Stored dataset items
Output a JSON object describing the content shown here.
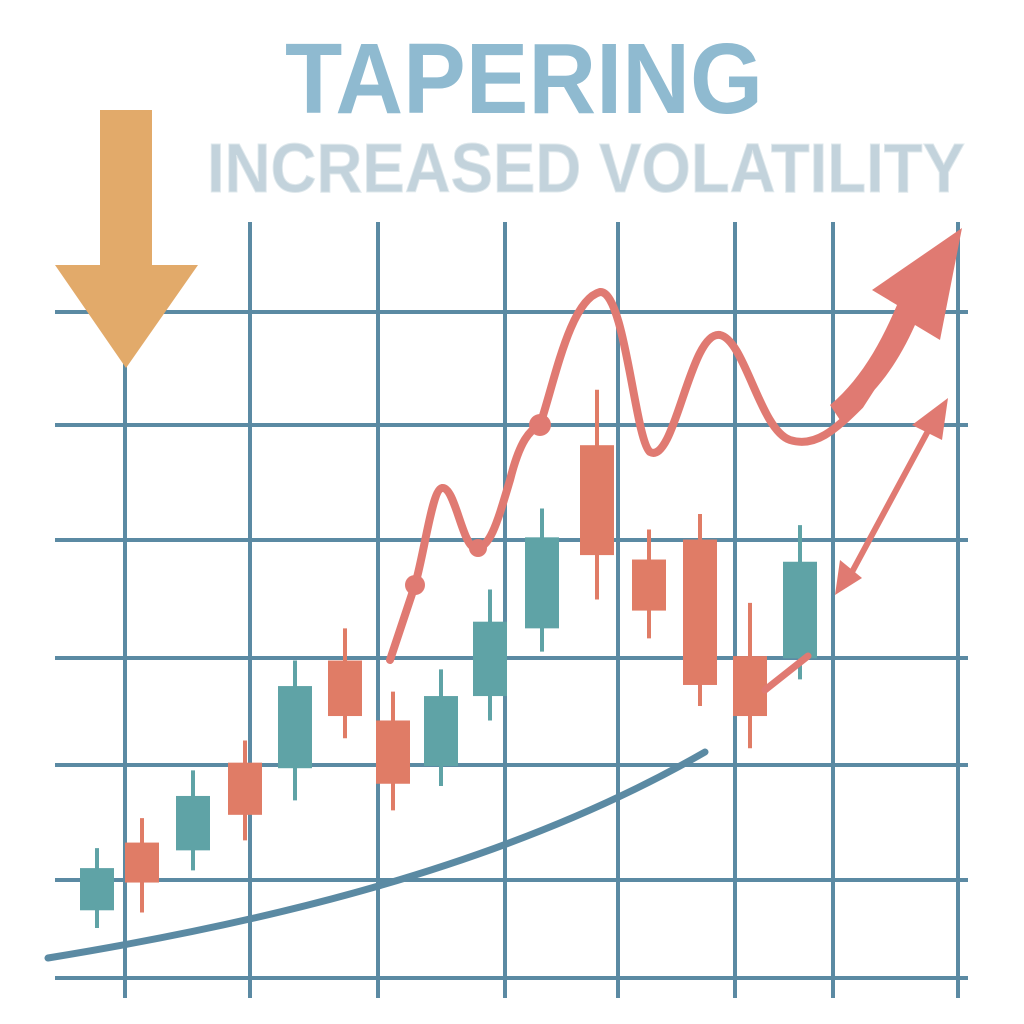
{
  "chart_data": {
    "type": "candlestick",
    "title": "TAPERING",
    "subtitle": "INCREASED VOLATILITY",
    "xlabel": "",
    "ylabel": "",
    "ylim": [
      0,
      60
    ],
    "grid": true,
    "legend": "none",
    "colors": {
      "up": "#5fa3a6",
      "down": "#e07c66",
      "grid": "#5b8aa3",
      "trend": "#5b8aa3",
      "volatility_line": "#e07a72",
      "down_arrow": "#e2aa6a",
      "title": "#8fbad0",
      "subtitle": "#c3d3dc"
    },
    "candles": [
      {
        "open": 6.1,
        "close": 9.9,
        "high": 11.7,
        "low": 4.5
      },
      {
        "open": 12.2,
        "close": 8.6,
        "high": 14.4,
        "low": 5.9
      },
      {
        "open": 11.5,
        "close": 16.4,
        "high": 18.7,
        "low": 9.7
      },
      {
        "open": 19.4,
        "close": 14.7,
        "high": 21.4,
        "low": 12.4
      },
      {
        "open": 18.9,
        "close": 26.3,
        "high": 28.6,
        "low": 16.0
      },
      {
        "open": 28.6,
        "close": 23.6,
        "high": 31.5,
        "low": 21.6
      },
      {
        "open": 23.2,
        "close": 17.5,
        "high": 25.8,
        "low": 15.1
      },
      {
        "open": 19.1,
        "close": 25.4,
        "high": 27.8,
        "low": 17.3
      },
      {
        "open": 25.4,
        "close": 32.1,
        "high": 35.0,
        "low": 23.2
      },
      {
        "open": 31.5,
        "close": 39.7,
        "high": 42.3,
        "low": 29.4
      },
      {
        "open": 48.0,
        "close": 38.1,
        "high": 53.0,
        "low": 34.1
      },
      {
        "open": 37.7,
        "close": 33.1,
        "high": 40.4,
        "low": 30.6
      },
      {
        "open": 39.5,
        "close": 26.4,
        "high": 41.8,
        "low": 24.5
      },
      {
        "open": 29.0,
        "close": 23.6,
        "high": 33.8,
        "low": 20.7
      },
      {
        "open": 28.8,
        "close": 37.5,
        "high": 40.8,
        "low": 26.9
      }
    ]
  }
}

REQUIRED WORK: Find the lines above holding the word "subtitle" and show them.

ANSWER FOR THE TASK:
    "subtitle": "INCREASED VOLATILITY",
      "subtitle": "#c3d3dc"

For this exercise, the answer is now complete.